Copy this passage on TCFD climate disclosures by investment firms word for word, starting at "Compared to other" and ending at "addressing those limitations.".

▸ **Text block**:
====
From June 2023, investment firms with assets under management of over £50 billion will be required to publish their first TCFD reports. However, the 2022 TCFD Status report shows that, in respect of firms who have published TCFD disclosures already, there are several areas to be improved upon to produce disclosures that fully comply with the Task Forces’ recommendations. For example, without scenario analysis disclosure, investors may not be presented with information that would allow them to understand the range of potential financial impacts on their investments from climate change.
Compared to other sectors where TCFD data can be largely sourced in-house, both asset managers and asset owners must rely on data from multiple parties (e.g., managers, investees, beneficiaries, and third-party vendors). From a UK regulatory perspective, whilst the FCA acknowledges this can cause data gaps and methodological challenges, the regulator expects firms to transparently explain any limitations in their ability to disclose in accordance with the TCFD recommendations and their plans for addressing those limitations.
====
▸ **Data segment**:
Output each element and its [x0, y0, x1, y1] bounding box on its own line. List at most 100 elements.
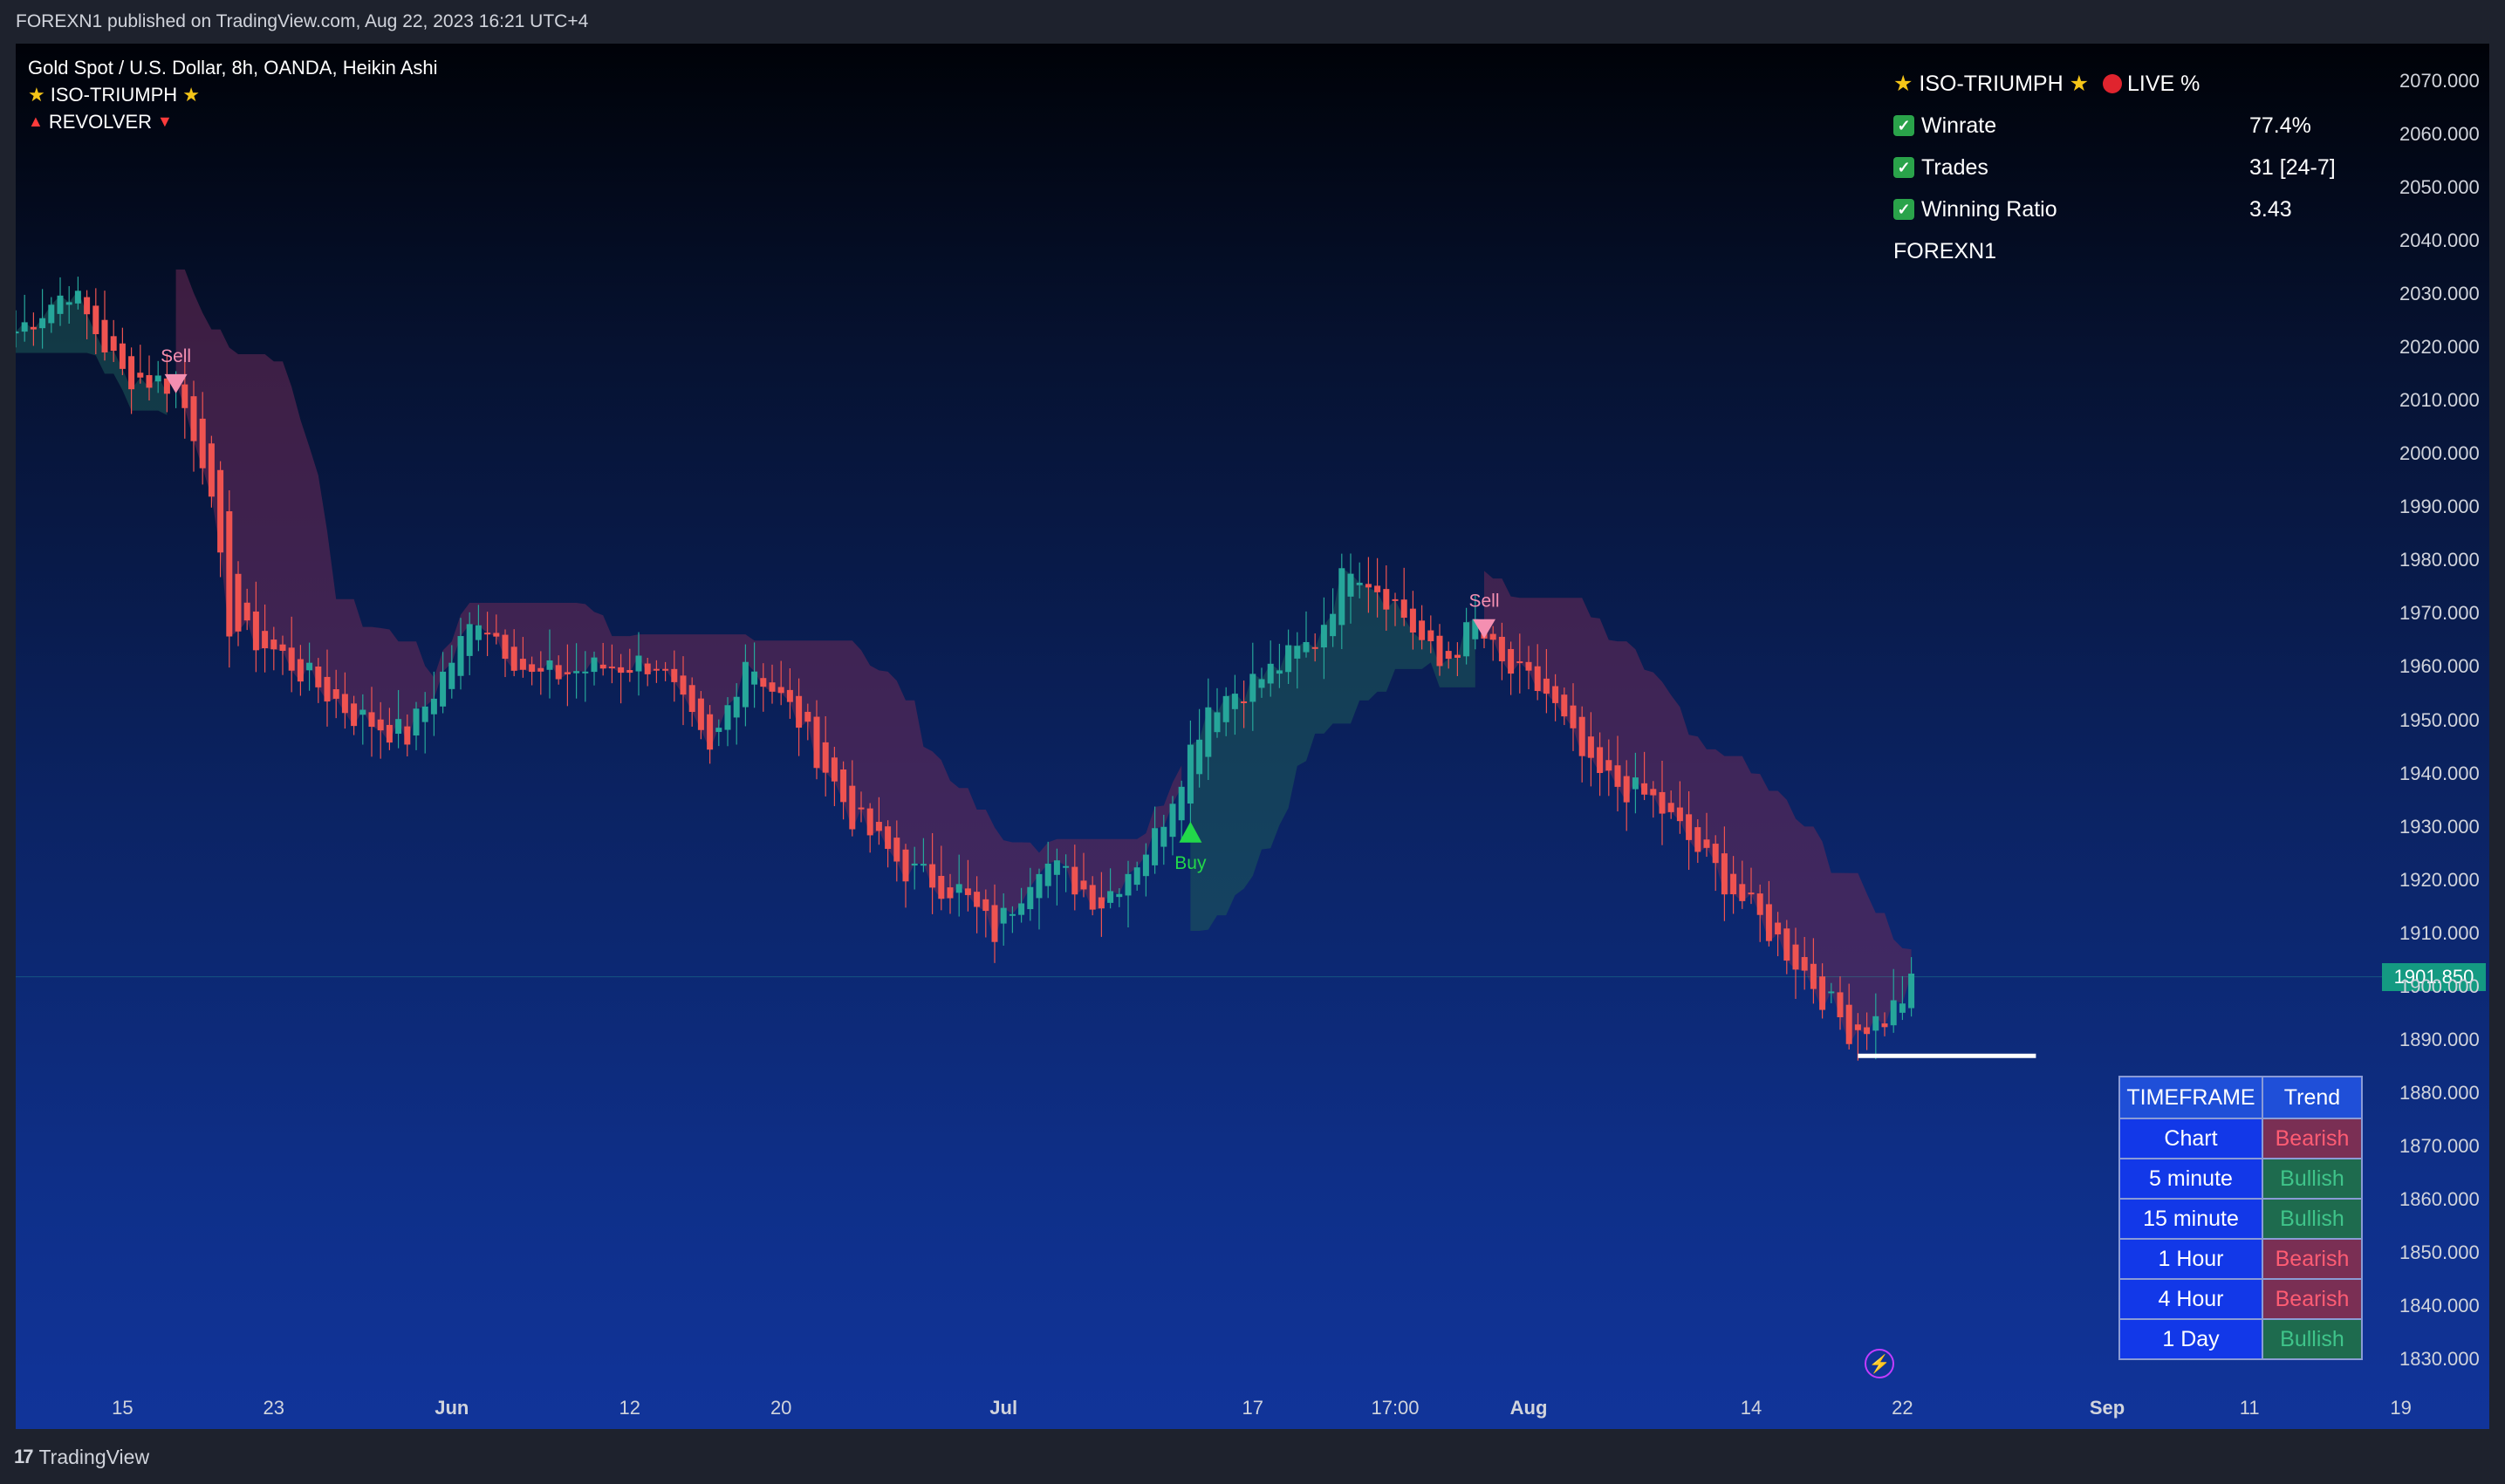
====
▸ **Output below**:
Compared to other sectors where TCFD data can be largely sourced in-house, both asset managers and asset owners must rely on data from multiple parties (e.g., managers, investees, beneficiaries, and third-party vendors). From a UK regulatory perspective, whilst the FCA acknowledges this can cause data gaps and methodological challenges, the regulator expects firms to transparently explain any limitations in their ability to disclose in accordance with the TCFD recommendations and their plans for addressing those limitations.